Stored data:

------

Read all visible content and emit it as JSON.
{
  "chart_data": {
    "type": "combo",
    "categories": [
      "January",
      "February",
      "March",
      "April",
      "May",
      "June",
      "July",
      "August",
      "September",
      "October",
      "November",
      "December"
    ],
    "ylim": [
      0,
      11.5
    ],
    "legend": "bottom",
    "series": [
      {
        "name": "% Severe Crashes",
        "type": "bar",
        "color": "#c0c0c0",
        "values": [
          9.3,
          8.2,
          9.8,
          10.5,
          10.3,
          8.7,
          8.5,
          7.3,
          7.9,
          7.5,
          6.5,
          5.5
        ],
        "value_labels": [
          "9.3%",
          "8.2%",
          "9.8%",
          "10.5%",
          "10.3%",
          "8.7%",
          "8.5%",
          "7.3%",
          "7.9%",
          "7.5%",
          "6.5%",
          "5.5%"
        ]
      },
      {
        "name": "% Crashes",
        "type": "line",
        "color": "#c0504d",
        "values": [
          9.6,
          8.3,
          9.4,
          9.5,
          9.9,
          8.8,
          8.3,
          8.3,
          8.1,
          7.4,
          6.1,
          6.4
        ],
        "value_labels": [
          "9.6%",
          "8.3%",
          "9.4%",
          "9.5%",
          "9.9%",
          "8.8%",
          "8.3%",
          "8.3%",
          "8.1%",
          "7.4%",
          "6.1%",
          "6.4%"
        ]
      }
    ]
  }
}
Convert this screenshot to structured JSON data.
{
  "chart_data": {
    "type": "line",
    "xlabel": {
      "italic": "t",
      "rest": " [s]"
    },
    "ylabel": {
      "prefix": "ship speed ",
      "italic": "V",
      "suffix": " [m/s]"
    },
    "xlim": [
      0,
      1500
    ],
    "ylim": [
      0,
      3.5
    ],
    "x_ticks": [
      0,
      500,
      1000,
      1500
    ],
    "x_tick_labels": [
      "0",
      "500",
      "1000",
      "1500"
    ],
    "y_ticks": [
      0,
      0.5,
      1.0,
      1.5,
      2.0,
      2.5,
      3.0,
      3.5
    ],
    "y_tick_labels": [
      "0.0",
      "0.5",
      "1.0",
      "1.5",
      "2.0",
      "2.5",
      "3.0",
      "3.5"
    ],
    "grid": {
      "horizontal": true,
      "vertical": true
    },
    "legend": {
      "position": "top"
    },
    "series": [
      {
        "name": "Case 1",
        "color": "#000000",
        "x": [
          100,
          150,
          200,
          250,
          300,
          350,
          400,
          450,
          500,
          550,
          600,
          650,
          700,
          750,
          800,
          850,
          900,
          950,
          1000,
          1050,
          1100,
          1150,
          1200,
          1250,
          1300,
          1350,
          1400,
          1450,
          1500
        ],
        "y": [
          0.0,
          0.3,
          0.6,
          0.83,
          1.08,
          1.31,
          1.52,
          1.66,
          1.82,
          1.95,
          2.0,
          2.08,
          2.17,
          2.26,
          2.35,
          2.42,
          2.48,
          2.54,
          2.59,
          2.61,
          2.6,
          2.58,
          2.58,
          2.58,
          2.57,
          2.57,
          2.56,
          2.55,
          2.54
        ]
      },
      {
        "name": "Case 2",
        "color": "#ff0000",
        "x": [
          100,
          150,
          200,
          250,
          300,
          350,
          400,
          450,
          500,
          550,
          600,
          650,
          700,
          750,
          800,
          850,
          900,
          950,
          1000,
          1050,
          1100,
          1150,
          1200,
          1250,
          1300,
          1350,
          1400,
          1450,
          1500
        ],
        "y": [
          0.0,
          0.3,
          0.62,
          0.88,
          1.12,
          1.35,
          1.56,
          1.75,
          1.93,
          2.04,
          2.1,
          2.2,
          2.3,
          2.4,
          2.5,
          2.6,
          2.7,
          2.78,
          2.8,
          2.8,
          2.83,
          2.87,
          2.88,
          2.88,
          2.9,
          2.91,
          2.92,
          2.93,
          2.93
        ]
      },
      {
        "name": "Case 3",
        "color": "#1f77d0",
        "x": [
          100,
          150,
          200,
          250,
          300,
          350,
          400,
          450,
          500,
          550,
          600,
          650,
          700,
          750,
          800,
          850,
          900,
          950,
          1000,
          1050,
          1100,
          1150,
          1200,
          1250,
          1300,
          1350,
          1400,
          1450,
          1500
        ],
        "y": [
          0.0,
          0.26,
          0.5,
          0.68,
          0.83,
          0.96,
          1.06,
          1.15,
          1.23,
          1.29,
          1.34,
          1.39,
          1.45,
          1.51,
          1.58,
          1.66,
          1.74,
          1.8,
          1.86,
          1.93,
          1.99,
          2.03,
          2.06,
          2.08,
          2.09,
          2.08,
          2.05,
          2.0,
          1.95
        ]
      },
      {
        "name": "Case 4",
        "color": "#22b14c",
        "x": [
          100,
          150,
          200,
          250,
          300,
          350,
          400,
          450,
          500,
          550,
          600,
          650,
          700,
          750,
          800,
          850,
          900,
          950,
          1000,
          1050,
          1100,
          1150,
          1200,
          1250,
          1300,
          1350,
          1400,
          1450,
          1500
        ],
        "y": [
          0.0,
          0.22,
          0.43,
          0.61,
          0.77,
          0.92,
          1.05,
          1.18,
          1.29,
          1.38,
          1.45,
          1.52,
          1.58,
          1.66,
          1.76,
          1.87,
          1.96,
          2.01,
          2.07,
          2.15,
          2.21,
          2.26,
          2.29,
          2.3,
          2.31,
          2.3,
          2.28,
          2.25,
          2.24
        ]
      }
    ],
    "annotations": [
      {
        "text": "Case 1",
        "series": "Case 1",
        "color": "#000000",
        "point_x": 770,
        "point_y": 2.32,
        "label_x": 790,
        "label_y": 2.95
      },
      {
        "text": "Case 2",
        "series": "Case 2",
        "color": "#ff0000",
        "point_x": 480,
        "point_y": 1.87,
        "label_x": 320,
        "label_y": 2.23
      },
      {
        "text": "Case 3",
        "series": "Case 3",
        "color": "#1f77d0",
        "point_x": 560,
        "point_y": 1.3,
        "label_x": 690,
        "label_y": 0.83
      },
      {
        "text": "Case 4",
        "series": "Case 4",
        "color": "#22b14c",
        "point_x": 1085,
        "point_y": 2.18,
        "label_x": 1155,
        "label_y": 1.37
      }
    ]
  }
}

------

> **Exercise prompt**
Repeat the lines above exactly.

> **Solved exercise**
Read all visible content and emit it as JSON.
{
  "chart_data": {
    "type": "combo",
    "categories": [
      "January",
      "February",
      "March",
      "April",
      "May",
      "June",
      "July",
      "August",
      "September",
      "October",
      "November",
      "December"
    ],
    "ylim": [
      0,
      11.5
    ],
    "legend": "bottom",
    "series": [
      {
        "name": "% Severe Crashes",
        "type": "bar",
        "color": "#c0c0c0",
        "values": [
          9.3,
          8.2,
          9.8,
          10.5,
          10.3,
          8.7,
          8.5,
          7.3,
          7.9,
          7.5,
          6.5,
          5.5
        ],
        "value_labels": [
          "9.3%",
          "8.2%",
          "9.8%",
          "10.5%",
          "10.3%",
          "8.7%",
          "8.5%",
          "7.3%",
          "7.9%",
          "7.5%",
          "6.5%",
          "5.5%"
        ]
      },
      {
        "name": "% Crashes",
        "type": "line",
        "color": "#c0504d",
        "values": [
          9.6,
          8.3,
          9.4,
          9.5,
          9.9,
          8.8,
          8.3,
          8.3,
          8.1,
          7.4,
          6.1,
          6.4
        ],
        "value_labels": [
          "9.6%",
          "8.3%",
          "9.4%",
          "9.5%",
          "9.9%",
          "8.8%",
          "8.3%",
          "8.3%",
          "8.1%",
          "7.4%",
          "6.1%",
          "6.4%"
        ]
      }
    ]
  }
}
Convert this screenshot to structured JSON data.
{
  "chart_data": {
    "type": "line",
    "xlabel": {
      "italic": "t",
      "rest": " [s]"
    },
    "ylabel": {
      "prefix": "ship speed ",
      "italic": "V",
      "suffix": " [m/s]"
    },
    "xlim": [
      0,
      1500
    ],
    "ylim": [
      0,
      3.5
    ],
    "x_ticks": [
      0,
      500,
      1000,
      1500
    ],
    "x_tick_labels": [
      "0",
      "500",
      "1000",
      "1500"
    ],
    "y_ticks": [
      0,
      0.5,
      1.0,
      1.5,
      2.0,
      2.5,
      3.0,
      3.5
    ],
    "y_tick_labels": [
      "0.0",
      "0.5",
      "1.0",
      "1.5",
      "2.0",
      "2.5",
      "3.0",
      "3.5"
    ],
    "grid": {
      "horizontal": true,
      "vertical": true
    },
    "legend": {
      "position": "top"
    },
    "series": [
      {
        "name": "Case 1",
        "color": "#000000",
        "x": [
          100,
          150,
          200,
          250,
          300,
          350,
          400,
          450,
          500,
          550,
          600,
          650,
          700,
          750,
          800,
          850,
          900,
          950,
          1000,
          1050,
          1100,
          1150,
          1200,
          1250,
          1300,
          1350,
          1400,
          1450,
          1500
        ],
        "y": [
          0.0,
          0.3,
          0.6,
          0.83,
          1.08,
          1.31,
          1.52,
          1.66,
          1.82,
          1.95,
          2.0,
          2.08,
          2.17,
          2.26,
          2.35,
          2.42,
          2.48,
          2.54,
          2.59,
          2.61,
          2.6,
          2.58,
          2.58,
          2.58,
          2.57,
          2.57,
          2.56,
          2.55,
          2.54
        ]
      },
      {
        "name": "Case 2",
        "color": "#ff0000",
        "x": [
          100,
          150,
          200,
          250,
          300,
          350,
          400,
          450,
          500,
          550,
          600,
          650,
          700,
          750,
          800,
          850,
          900,
          950,
          1000,
          1050,
          1100,
          1150,
          1200,
          1250,
          1300,
          1350,
          1400,
          1450,
          1500
        ],
        "y": [
          0.0,
          0.3,
          0.62,
          0.88,
          1.12,
          1.35,
          1.56,
          1.75,
          1.93,
          2.04,
          2.1,
          2.2,
          2.3,
          2.4,
          2.5,
          2.6,
          2.7,
          2.78,
          2.8,
          2.8,
          2.83,
          2.87,
          2.88,
          2.88,
          2.9,
          2.91,
          2.92,
          2.93,
          2.93
        ]
      },
      {
        "name": "Case 3",
        "color": "#1f77d0",
        "x": [
          100,
          150,
          200,
          250,
          300,
          350,
          400,
          450,
          500,
          550,
          600,
          650,
          700,
          750,
          800,
          850,
          900,
          950,
          1000,
          1050,
          1100,
          1150,
          1200,
          1250,
          1300,
          1350,
          1400,
          1450,
          1500
        ],
        "y": [
          0.0,
          0.26,
          0.5,
          0.68,
          0.83,
          0.96,
          1.06,
          1.15,
          1.23,
          1.29,
          1.34,
          1.39,
          1.45,
          1.51,
          1.58,
          1.66,
          1.74,
          1.8,
          1.86,
          1.93,
          1.99,
          2.03,
          2.06,
          2.08,
          2.09,
          2.08,
          2.05,
          2.0,
          1.95
        ]
      },
      {
        "name": "Case 4",
        "color": "#22b14c",
        "x": [
          100,
          150,
          200,
          250,
          300,
          350,
          400,
          450,
          500,
          550,
          600,
          650,
          700,
          750,
          800,
          850,
          900,
          950,
          1000,
          1050,
          1100,
          1150,
          1200,
          1250,
          1300,
          1350,
          1400,
          1450,
          1500
        ],
        "y": [
          0.0,
          0.22,
          0.43,
          0.61,
          0.77,
          0.92,
          1.05,
          1.18,
          1.29,
          1.38,
          1.45,
          1.52,
          1.58,
          1.66,
          1.76,
          1.87,
          1.96,
          2.01,
          2.07,
          2.15,
          2.21,
          2.26,
          2.29,
          2.3,
          2.31,
          2.3,
          2.28,
          2.25,
          2.24
        ]
      }
    ],
    "annotations": [
      {
        "text": "Case 1",
        "series": "Case 1",
        "color": "#000000",
        "point_x": 770,
        "point_y": 2.32,
        "label_x": 790,
        "label_y": 2.95
      },
      {
        "text": "Case 2",
        "series": "Case 2",
        "color": "#ff0000",
        "point_x": 480,
        "point_y": 1.87,
        "label_x": 320,
        "label_y": 2.23
      },
      {
        "text": "Case 3",
        "series": "Case 3",
        "color": "#1f77d0",
        "point_x": 560,
        "point_y": 1.3,
        "label_x": 690,
        "label_y": 0.83
      },
      {
        "text": "Case 4",
        "series": "Case 4",
        "color": "#22b14c",
        "point_x": 1085,
        "point_y": 2.18,
        "label_x": 1155,
        "label_y": 1.37
      }
    ]
  }
}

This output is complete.